> EXERCISE AIM: Output every entry exactly as written, but omit the pictures.

Saved entries
:::
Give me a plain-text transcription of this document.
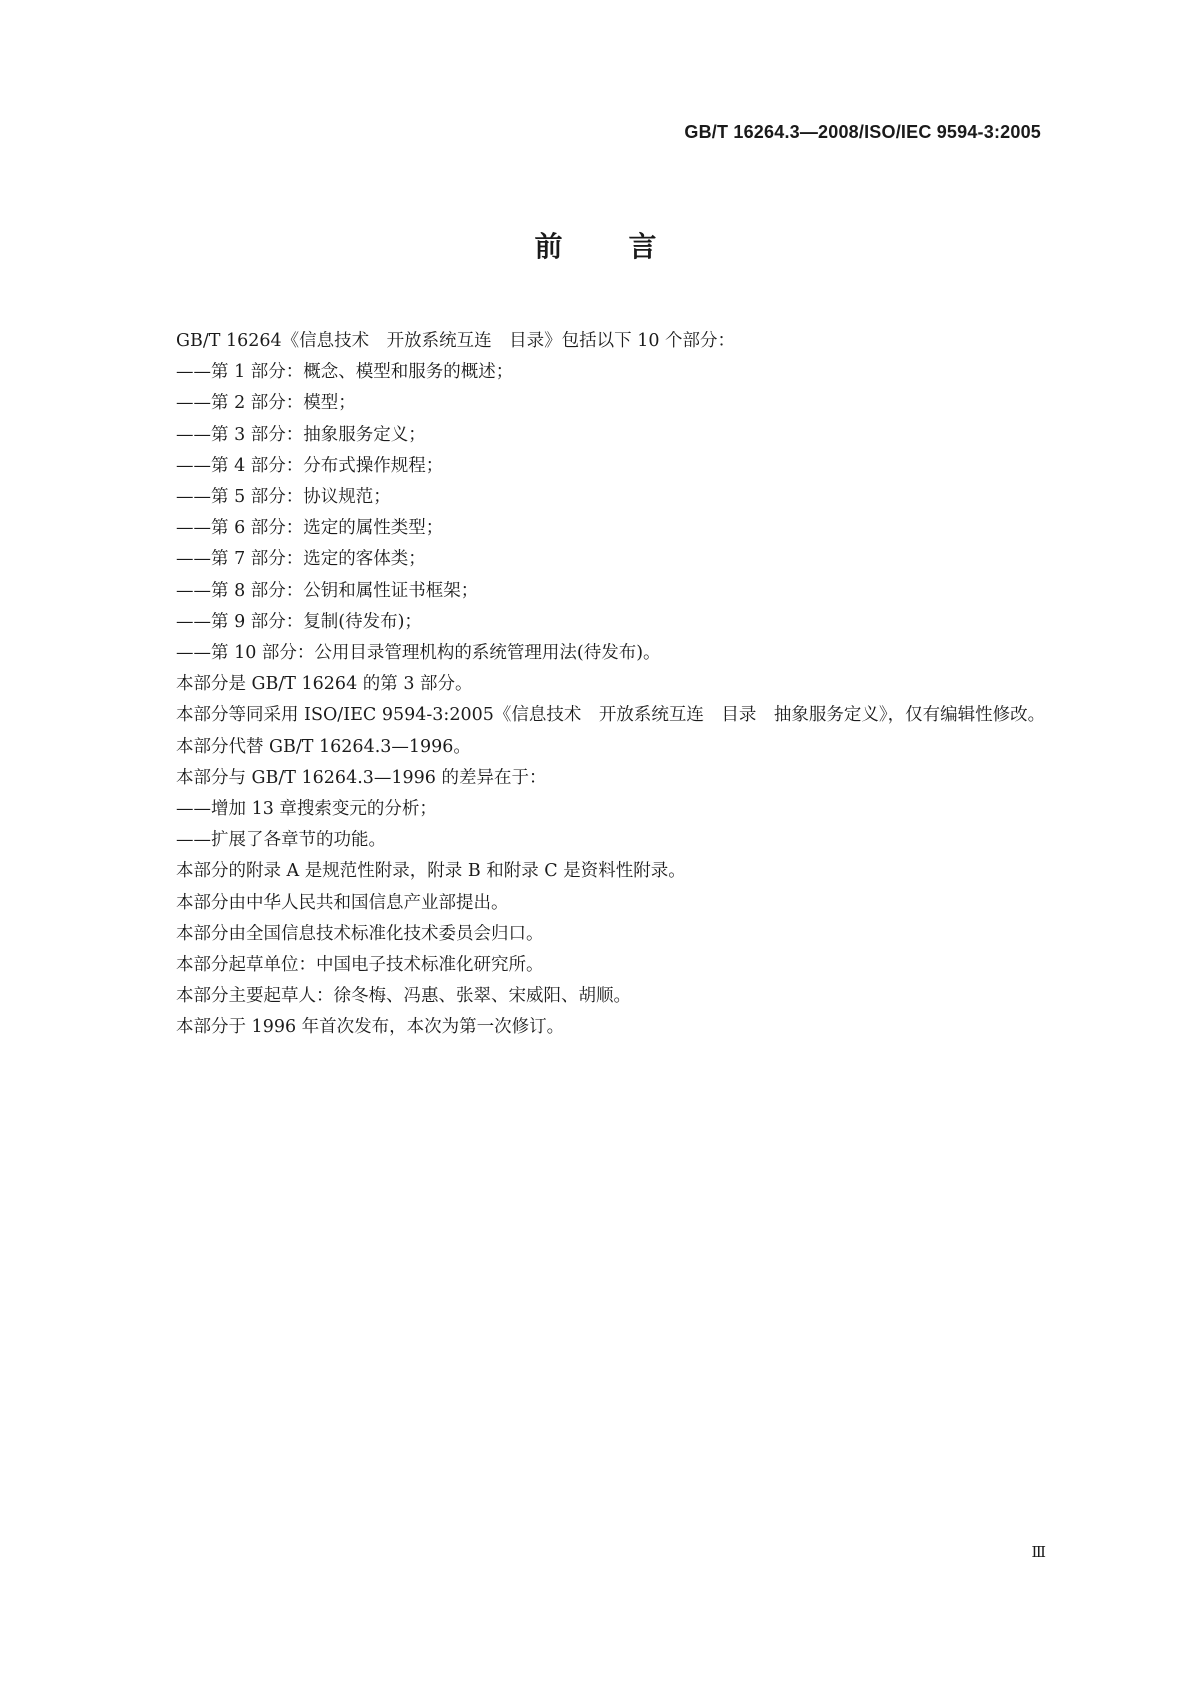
GB/T 16264.3—2008/ISO/IEC 9594-3:2005
前言

GB/T 16264《信息技术　开放系统互连　目录》包括以下 10 个部分：

——第 1 部分：概念、模型和服务的概述；

——第 2 部分：模型；

——第 3 部分：抽象服务定义；

——第 4 部分：分布式操作规程；

——第 5 部分：协议规范；

——第 6 部分：选定的属性类型；

——第 7 部分：选定的客体类；

——第 8 部分：公钥和属性证书框架；

——第 9 部分：复制(待发布)；

——第 10 部分：公用目录管理机构的系统管理用法(待发布)。

本部分是 GB/T 16264 的第 3 部分。

本部分等同采用 ISO/IEC 9594-3:2005《信息技术　开放系统互连　目录　抽象服务定义》，仅有编辑性修改。

本部分代替 GB/T 16264.3—1996。

本部分与 GB/T 16264.3—1996 的差异在于：

——增加 13 章搜索变元的分析；

——扩展了各章节的功能。

本部分的附录 A 是规范性附录，附录 B 和附录 C 是资料性附录。

本部分由中华人民共和国信息产业部提出。

本部分由全国信息技术标准化技术委员会归口。

本部分起草单位：中国电子技术标准化研究所。

本部分主要起草人：徐冬梅、冯惠、张翠、宋威阳、胡顺。

本部分于 1996 年首次发布，本次为第一次修订。

Ⅲ
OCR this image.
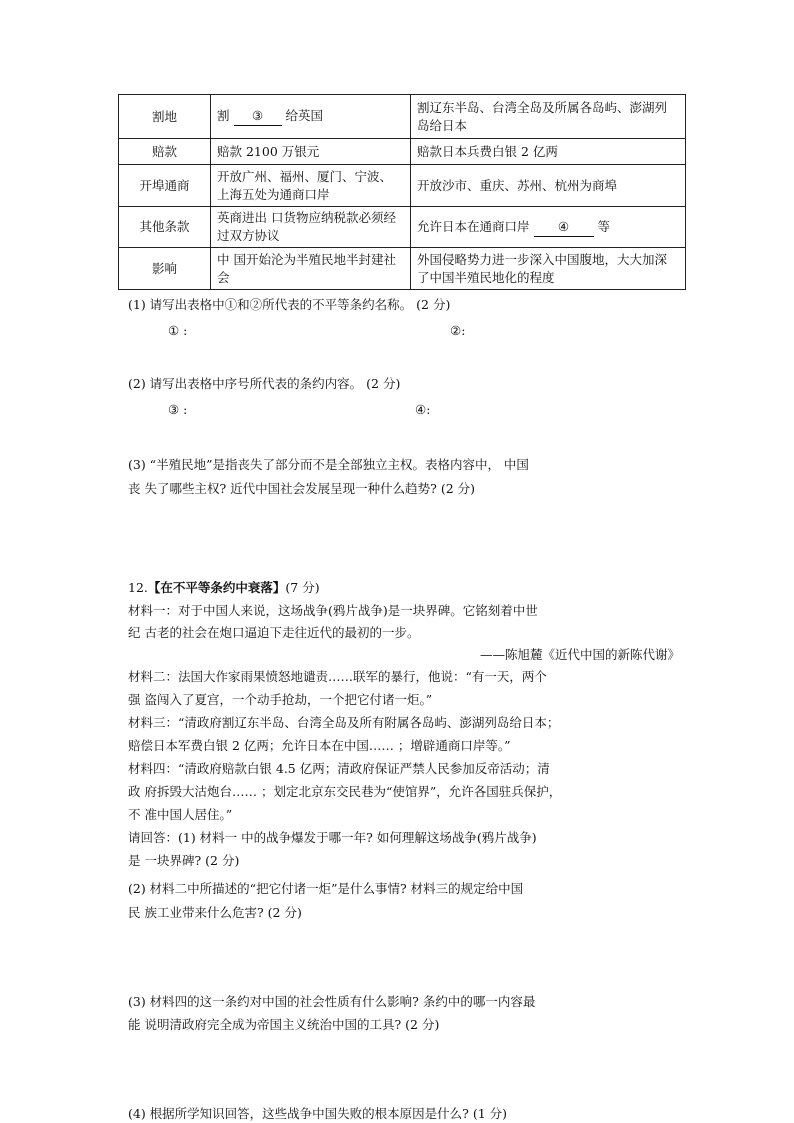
割地	割 ③ 给英国	割辽东半岛、台湾全岛及所属各岛屿、澎湖列岛给日本
赔款	赔款 2100 万银元	赔款日本兵费白银 2 亿两
开埠通商	开放广州、福州、厦门、宁波、上海五处为通商口岸	开放沙市、重庆、苏州、杭州为商埠
其他条款	英商进出 口货物应纳税款必须经过双方协议	允许日本在通商口岸 ④ 等
影响	中 国开始沦为半殖民地半封建社会	外国侵略势力进一步深入中国腹地，大大加深了中国半殖民地化的程度
(1) 请写出表格中①和②所代表的不平等条约名称。 (2 分)
① :	②:
(2) 请写出表格中序号所代表的条约内容。 (2 分)
③ :	④:
(3) “半殖民地”是指丧失了部分而不是全部独立主权。表格内容中， 中国
丧 失了哪些主权? 近代中国社会发展呈现一种什么趋势? (2 分)
12.【在不平等条约中衰落】(7 分)
材料一：对于中国人来说，这场战争(鸦片战争)是一块界碑。它铭刻着中世
纪 古老的社会在炮口逼迫下走往近代的最初的一步。
——陈旭麓《近代中国的新陈代谢》
材料二：法国大作家雨果愤怒地谴责……联军的暴行，他说：“有一天，两个
强 盗闯入了夏宫，一个动手抢劫，一个把它付诸一炬。”
材料三：“清政府割辽东半岛、台湾全岛及所有附属各岛屿、澎湖列岛给日本；
赔偿日本军费白银 2 亿两；允许日本在中国…… ；增辟通商口岸等。”
材料四：“清政府赔款白银 4.5 亿两；清政府保证严禁人民参加反帝活动；清
政 府拆毁大沽炮台…… ；划定北京东交民巷为“使馆界”，允许各国驻兵保护，
不 准中国人居住。”
请回答：(1) 材料一 中的战争爆发于哪一年? 如何理解这场战争(鸦片战争)
是 一块界碑? (2 分)
(2) 材料二中所描述的“把它付诸一炬”是什么事情? 材料三的规定给中国
民 族工业带来什么危害? (2 分)
(3) 材料四的这一条约对中国的社会性质有什么影响? 条约中的哪一内容最
能 说明清政府完全成为帝国主义统治中国的工具? (2 分)
(4) 根据所学知识回答，这些战争中国失败的根本原因是什么? (1 分)
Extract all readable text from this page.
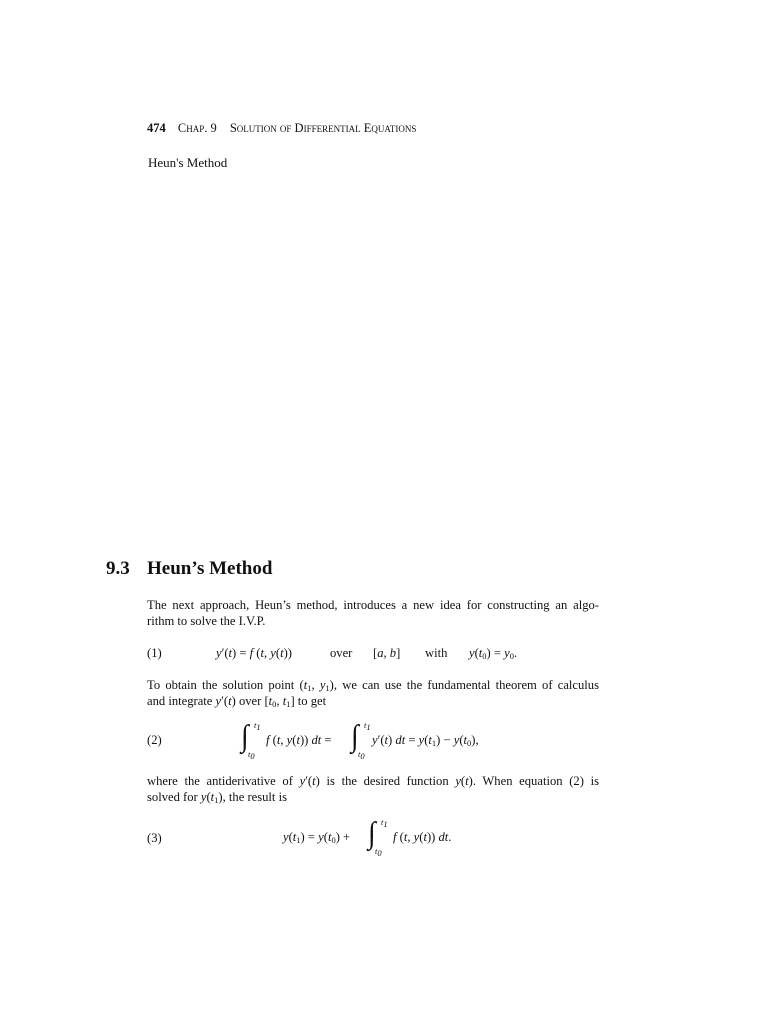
474 Chap. 9 Solution of Differential Equations
Heun's Method
9.3 Heun’s Method
The next approach, Heun’s method, introduces a new idea for constructing an algo-
rithm to solve the I.V.P.
(1)	y′(t) = f (t, y(t))	over [a, b] with $y(t_0) = y_0$.
To obtain the solution point ($t_1$, $y_1$), we can use the fundamental theorem of calculus
and integrate y′(t) over [$t_0$, $t_1$] to get
(2)	∫ $t_1$
$t_0$
f (t, y(t)) dt = ∫ $t_1$
$t_0$
y′(t) dt = $y(t_1) - y(t_0)$,
where the antiderivative of y′(t) is the desired function y(t). When equation (2) is
solved for $y(t_1)$, the result is
(3)	$y(t_1) = y(t_0)$ + ∫ $t_1$
$t_0$
f (t, y(t)) dt.
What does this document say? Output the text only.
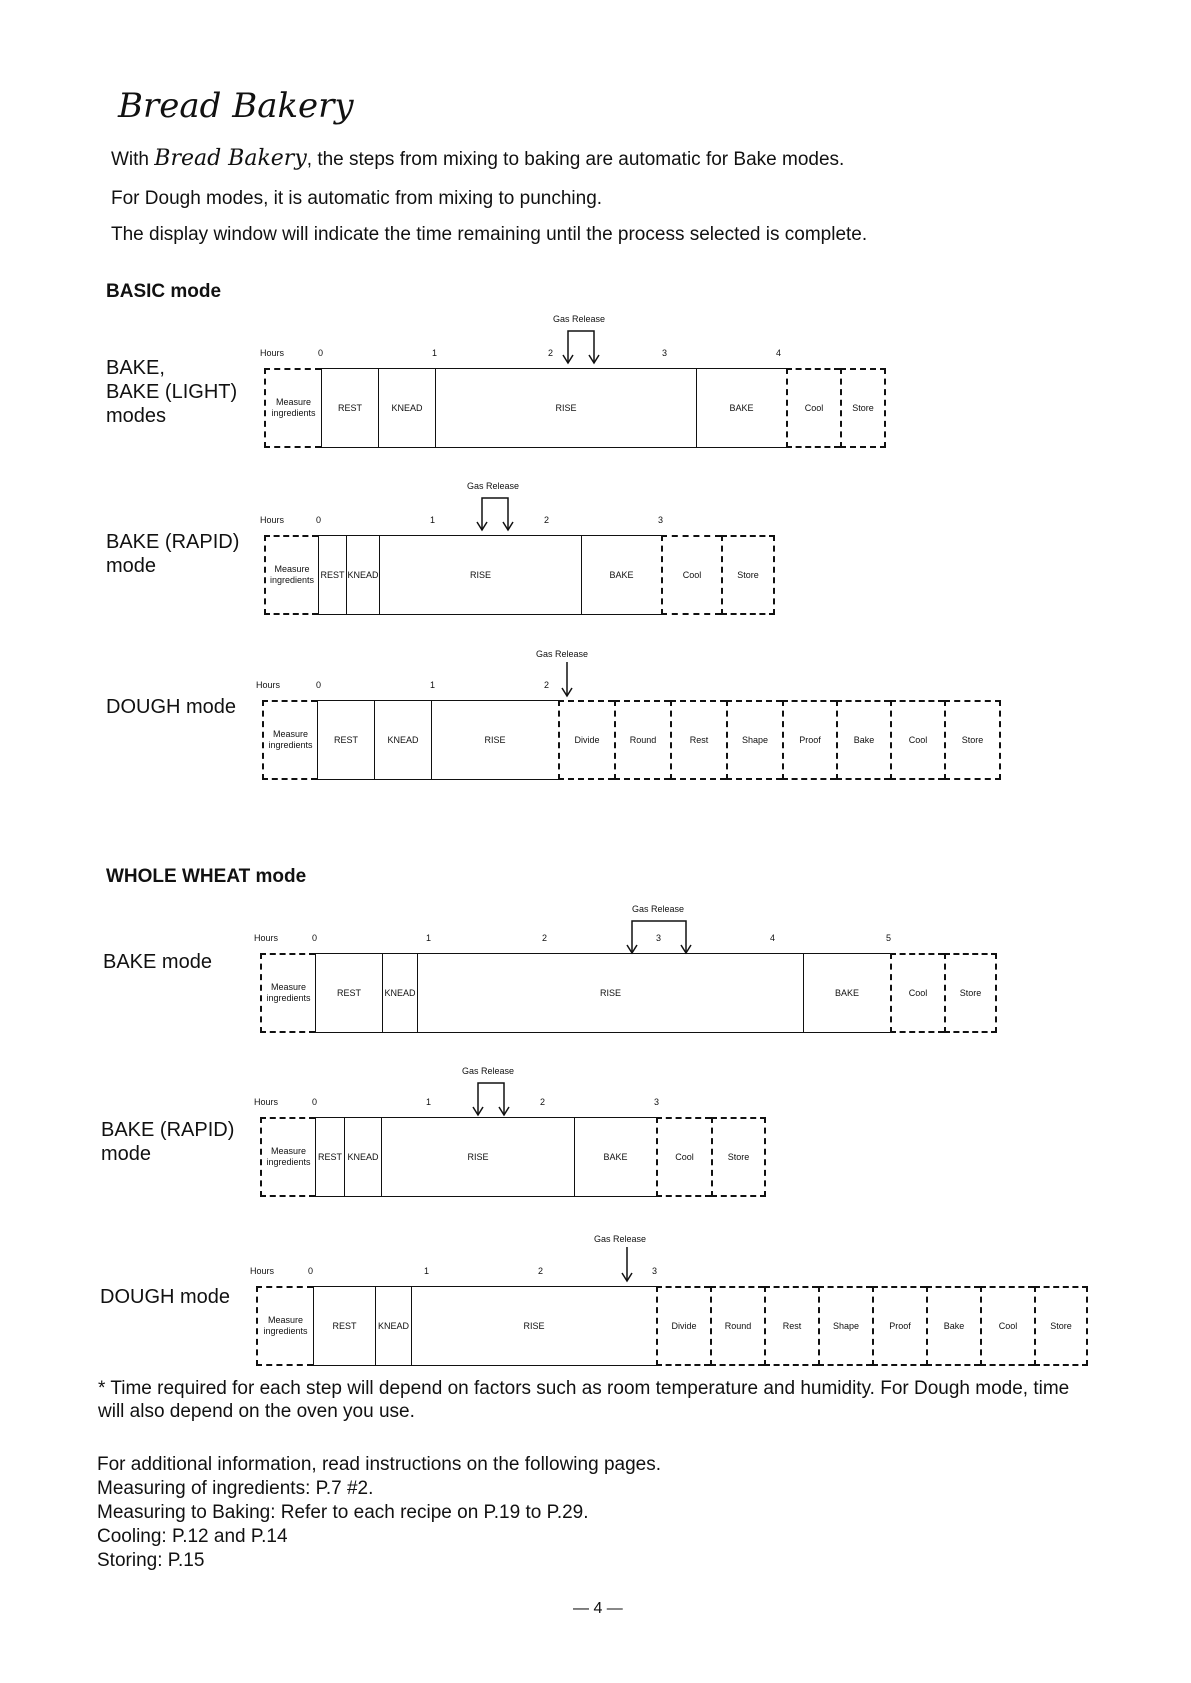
Bread Bakery
With Bread Bakery, the steps from mixing to baking are automatic for Bake modes.
For Dough modes, it is automatic from mixing to punching.
The display window will indicate the time remaining until the process selected is complete.
BASIC mode
BAKE,
BAKE (LIGHT)
modes
Gas Release
Hours	0	1	2	3	4
Measure
ingredients
REST	KNEAD	RISE	BAKE	Cool	Store
BAKE (RAPID)
mode
Gas Release
Hours	0	1	2	3
Measure
ingredients
REST KNEAD	RISE	BAKE	Cool	Store
DOUGH mode
Gas Release
Hours	0	1	2
Measure
ingredients
REST	KNEAD	RISE	Divide	Round	Rest	Shape	Proof	Bake	Cool	Store
WHOLE WHEAT mode
BAKE mode
Gas Release
Hours	0	1	2	3	4	5
Measure
ingredients
REST	KNEAD	RISE	BAKE	Cool	Store
BAKE (RAPID)
mode
Gas Release
Hours	0	1	2	3
Measure
ingredients
REST KNEAD	RISE	BAKE	Cool	Store
DOUGH mode
Gas Release
Hours	0	1	2	3
Measure
ingredients
REST	KNEAD	RISE	Divide	Round	Rest	Shape	Proof	Bake	Cool	Store
* Time required for each step will depend on factors such as room temperature and humidity. For Dough mode, time will also depend on the oven you use.
For additional information, read instructions on the following pages.
Measuring of ingredients: P.7 #2.
Measuring to Baking: Refer to each recipe on P.19 to P.29.
Cooling: P.12 and P.14
Storing: P.15
— 4 —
:::
> OUTPUT FOR THIS TASK:
Give me a plain-text transcription of this document.
GB/T 16264.3—2008/ISO/IEC 9594-3:2005
前言

GB/T 16264《信息技术　开放系统互连　目录》包括以下 10 个部分：

——第 1 部分：概念、模型和服务的概述；

——第 2 部分：模型；

——第 3 部分：抽象服务定义；

——第 4 部分：分布式操作规程；

——第 5 部分：协议规范；

——第 6 部分：选定的属性类型；

——第 7 部分：选定的客体类；

——第 8 部分：公钥和属性证书框架；

——第 9 部分：复制(待发布)；

——第 10 部分：公用目录管理机构的系统管理用法(待发布)。

本部分是 GB/T 16264 的第 3 部分。

本部分等同采用 ISO/IEC 9594-3:2005《信息技术　开放系统互连　目录　抽象服务定义》，仅有编辑性修改。

本部分代替 GB/T 16264.3—1996。

本部分与 GB/T 16264.3—1996 的差异在于：

——增加 13 章搜索变元的分析；

——扩展了各章节的功能。

本部分的附录 A 是规范性附录，附录 B 和附录 C 是资料性附录。

本部分由中华人民共和国信息产业部提出。

本部分由全国信息技术标准化技术委员会归口。

本部分起草单位：中国电子技术标准化研究所。

本部分主要起草人：徐冬梅、冯惠、张翠、宋威阳、胡顺。

本部分于 1996 年首次发布，本次为第一次修订。

Ⅲ
OCR this image.
割地	割 ③ 给英国	割辽东半岛、台湾全岛及所属各岛屿、澎湖列岛给日本
赔款	赔款 2100 万银元	赔款日本兵费白银 2 亿两
开埠通商	开放广州、福州、厦门、宁波、上海五处为通商口岸	开放沙市、重庆、苏州、杭州为商埠
其他条款	英商进出 口货物应纳税款必须经过双方协议	允许日本在通商口岸 ④ 等
影响	中 国开始沦为半殖民地半封建社会	外国侵略势力进一步深入中国腹地，大大加深了中国半殖民地化的程度
(1) 请写出表格中①和②所代表的不平等条约名称。 (2 分)
① :	②:
(2) 请写出表格中序号所代表的条约内容。 (2 分)
③ :	④:
(3) “半殖民地”是指丧失了部分而不是全部独立主权。表格内容中， 中国
丧 失了哪些主权? 近代中国社会发展呈现一种什么趋势? (2 分)
12.【在不平等条约中衰落】(7 分)
材料一：对于中国人来说，这场战争(鸦片战争)是一块界碑。它铭刻着中世
纪 古老的社会在炮口逼迫下走往近代的最初的一步。
——陈旭麓《近代中国的新陈代谢》
材料二：法国大作家雨果愤怒地谴责……联军的暴行，他说：“有一天，两个
强 盗闯入了夏宫，一个动手抢劫，一个把它付诸一炬。”
材料三：“清政府割辽东半岛、台湾全岛及所有附属各岛屿、澎湖列岛给日本；
赔偿日本军费白银 2 亿两；允许日本在中国…… ；增辟通商口岸等。”
材料四：“清政府赔款白银 4.5 亿两；清政府保证严禁人民参加反帝活动；清
政 府拆毁大沽炮台…… ；划定北京东交民巷为“使馆界”，允许各国驻兵保护，
不 准中国人居住。”
请回答：(1) 材料一 中的战争爆发于哪一年? 如何理解这场战争(鸦片战争)
是 一块界碑? (2 分)
(2) 材料二中所描述的“把它付诸一炬”是什么事情? 材料三的规定给中国
民 族工业带来什么危害? (2 分)
(3) 材料四的这一条约对中国的社会性质有什么影响? 条约中的哪一内容最
能 说明清政府完全成为帝国主义统治中国的工具? (2 分)
(4) 根据所学知识回答，这些战争中国失败的根本原因是什么? (1 分)
Extract all readable text from this page.
474 Chap. 9 Solution of Differential Equations
Heun's Method
9.3 Heun’s Method
The next approach, Heun’s method, introduces a new idea for constructing an algo-
rithm to solve the I.V.P.
(1)	y′(t) = f (t, y(t))	over [a, b] with $y(t_0) = y_0$.
To obtain the solution point ($t_1$, $y_1$), we can use the fundamental theorem of calculus
and integrate y′(t) over [$t_0$, $t_1$] to get
(2)	∫ $t_1$
$t_0$
f (t, y(t)) dt = ∫ $t_1$
$t_0$
y′(t) dt = $y(t_1) - y(t_0)$,
where the antiderivative of y′(t) is the desired function y(t). When equation (2) is
solved for $y(t_1)$, the result is
(3)	$y(t_1) = y(t_0)$ + ∫ $t_1$
$t_0$
f (t, y(t)) dt.
What does this document say? Output the text only.
Bread Bakery
With Bread Bakery, the steps from mixing to baking are automatic for Bake modes.
For Dough modes, it is automatic from mixing to punching.
The display window will indicate the time remaining until the process selected is complete.
BASIC mode
BAKE,
BAKE (LIGHT)
modes
Gas Release
Hours	0	1	2	3	4
Measure
ingredients
REST	KNEAD	RISE	BAKE	Cool	Store
BAKE (RAPID)
mode
Gas Release
Hours	0	1	2	3
Measure
ingredients
REST KNEAD	RISE	BAKE	Cool	Store
DOUGH mode
Gas Release
Hours	0	1	2
Measure
ingredients
REST	KNEAD	RISE	Divide	Round	Rest	Shape	Proof	Bake	Cool	Store
WHOLE WHEAT mode
BAKE mode
Gas Release
Hours	0	1	2	3	4	5
Measure
ingredients
REST	KNEAD	RISE	BAKE	Cool	Store
BAKE (RAPID)
mode
Gas Release
Hours	0	1	2	3
Measure
ingredients
REST KNEAD	RISE	BAKE	Cool	Store
DOUGH mode
Gas Release
Hours	0	1	2	3
Measure
ingredients
REST	KNEAD	RISE	Divide	Round	Rest	Shape	Proof	Bake	Cool	Store
* Time required for each step will depend on factors such as room temperature and humidity. For Dough mode, time will also depend on the oven you use.
For additional information, read instructions on the following pages.
Measuring of ingredients: P.7 #2.
Measuring to Baking: Refer to each recipe on P.19 to P.29.
Cooling: P.12 and P.14
Storing: P.15
— 4 —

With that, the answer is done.